Write the records out again, keeping each line exactly as it is.

# Exercise material start

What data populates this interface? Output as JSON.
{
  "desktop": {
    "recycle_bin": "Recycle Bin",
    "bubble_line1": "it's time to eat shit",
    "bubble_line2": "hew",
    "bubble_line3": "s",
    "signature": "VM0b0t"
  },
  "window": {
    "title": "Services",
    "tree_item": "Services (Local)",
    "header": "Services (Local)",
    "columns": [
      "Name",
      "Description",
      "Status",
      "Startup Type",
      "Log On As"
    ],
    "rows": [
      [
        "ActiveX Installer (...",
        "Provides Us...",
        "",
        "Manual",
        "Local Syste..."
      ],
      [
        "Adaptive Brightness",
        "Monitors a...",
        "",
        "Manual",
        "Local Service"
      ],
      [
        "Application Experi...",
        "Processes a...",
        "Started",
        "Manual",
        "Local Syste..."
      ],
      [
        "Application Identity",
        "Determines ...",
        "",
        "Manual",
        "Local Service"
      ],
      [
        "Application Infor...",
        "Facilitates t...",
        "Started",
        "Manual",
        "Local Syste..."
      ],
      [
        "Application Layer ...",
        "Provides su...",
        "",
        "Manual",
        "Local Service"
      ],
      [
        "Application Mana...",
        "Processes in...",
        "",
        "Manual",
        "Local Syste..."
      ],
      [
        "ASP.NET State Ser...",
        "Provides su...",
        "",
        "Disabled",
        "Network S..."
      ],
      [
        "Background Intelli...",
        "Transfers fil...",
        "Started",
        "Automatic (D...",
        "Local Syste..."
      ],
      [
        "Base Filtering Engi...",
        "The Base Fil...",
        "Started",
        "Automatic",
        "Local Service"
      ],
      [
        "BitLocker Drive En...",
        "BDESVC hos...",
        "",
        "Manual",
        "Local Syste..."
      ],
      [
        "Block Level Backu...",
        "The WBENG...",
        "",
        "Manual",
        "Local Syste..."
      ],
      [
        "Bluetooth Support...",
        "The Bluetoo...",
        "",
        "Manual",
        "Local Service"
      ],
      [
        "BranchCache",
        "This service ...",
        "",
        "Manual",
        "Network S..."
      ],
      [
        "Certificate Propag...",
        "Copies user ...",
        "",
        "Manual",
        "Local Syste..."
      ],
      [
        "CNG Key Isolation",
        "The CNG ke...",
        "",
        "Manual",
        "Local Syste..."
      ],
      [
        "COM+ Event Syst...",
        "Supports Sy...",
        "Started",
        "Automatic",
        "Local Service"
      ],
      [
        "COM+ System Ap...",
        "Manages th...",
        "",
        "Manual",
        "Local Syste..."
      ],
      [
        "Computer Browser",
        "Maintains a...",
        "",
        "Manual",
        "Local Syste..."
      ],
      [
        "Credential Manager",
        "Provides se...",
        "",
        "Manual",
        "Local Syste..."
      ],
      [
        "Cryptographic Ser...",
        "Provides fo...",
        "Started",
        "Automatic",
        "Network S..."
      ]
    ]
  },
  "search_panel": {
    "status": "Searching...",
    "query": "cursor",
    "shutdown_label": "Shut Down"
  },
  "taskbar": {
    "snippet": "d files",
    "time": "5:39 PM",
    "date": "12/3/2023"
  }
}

# Exercise material end

● **Solution to the exercise**
What data populates this interface? Output as JSON.
{
  "desktop": {
    "recycle_bin": "Recycle Bin",
    "bubble_line1": "it's time to eat shit",
    "bubble_line2": "hew",
    "bubble_line3": "s",
    "signature": "VM0b0t"
  },
  "window": {
    "title": "Services",
    "tree_item": "Services (Local)",
    "header": "Services (Local)",
    "columns": [
      "Name",
      "Description",
      "Status",
      "Startup Type",
      "Log On As"
    ],
    "rows": [
      [
        "ActiveX Installer (...",
        "Provides Us...",
        "",
        "Manual",
        "Local Syste..."
      ],
      [
        "Adaptive Brightness",
        "Monitors a...",
        "",
        "Manual",
        "Local Service"
      ],
      [
        "Application Experi...",
        "Processes a...",
        "Started",
        "Manual",
        "Local Syste..."
      ],
      [
        "Application Identity",
        "Determines ...",
        "",
        "Manual",
        "Local Service"
      ],
      [
        "Application Infor...",
        "Facilitates t...",
        "Started",
        "Manual",
        "Local Syste..."
      ],
      [
        "Application Layer ...",
        "Provides su...",
        "",
        "Manual",
        "Local Service"
      ],
      [
        "Application Mana...",
        "Processes in...",
        "",
        "Manual",
        "Local Syste..."
      ],
      [
        "ASP.NET State Ser...",
        "Provides su...",
        "",
        "Disabled",
        "Network S..."
      ],
      [
        "Background Intelli...",
        "Transfers fil...",
        "Started",
        "Automatic (D...",
        "Local Syste..."
      ],
      [
        "Base Filtering Engi...",
        "The Base Fil...",
        "Started",
        "Automatic",
        "Local Service"
      ],
      [
        "BitLocker Drive En...",
        "BDESVC hos...",
        "",
        "Manual",
        "Local Syste..."
      ],
      [
        "Block Level Backu...",
        "The WBENG...",
        "",
        "Manual",
        "Local Syste..."
      ],
      [
        "Bluetooth Support...",
        "The Bluetoo...",
        "",
        "Manual",
        "Local Service"
      ],
      [
        "BranchCache",
        "This service ...",
        "",
        "Manual",
        "Network S..."
      ],
      [
        "Certificate Propag...",
        "Copies user ...",
        "",
        "Manual",
        "Local Syste..."
      ],
      [
        "CNG Key Isolation",
        "The CNG ke...",
        "",
        "Manual",
        "Local Syste..."
      ],
      [
        "COM+ Event Syst...",
        "Supports Sy...",
        "Started",
        "Automatic",
        "Local Service"
      ],
      [
        "COM+ System Ap...",
        "Manages th...",
        "",
        "Manual",
        "Local Syste..."
      ],
      [
        "Computer Browser",
        "Maintains a...",
        "",
        "Manual",
        "Local Syste..."
      ],
      [
        "Credential Manager",
        "Provides se...",
        "",
        "Manual",
        "Local Syste..."
      ],
      [
        "Cryptographic Ser...",
        "Provides fo...",
        "Started",
        "Automatic",
        "Network S..."
      ]
    ]
  },
  "search_panel": {
    "status": "Searching...",
    "query": "cursor",
    "shutdown_label": "Shut Down"
  },
  "taskbar": {
    "snippet": "d files",
    "time": "5:39 PM",
    "date": "12/3/2023"
  }
}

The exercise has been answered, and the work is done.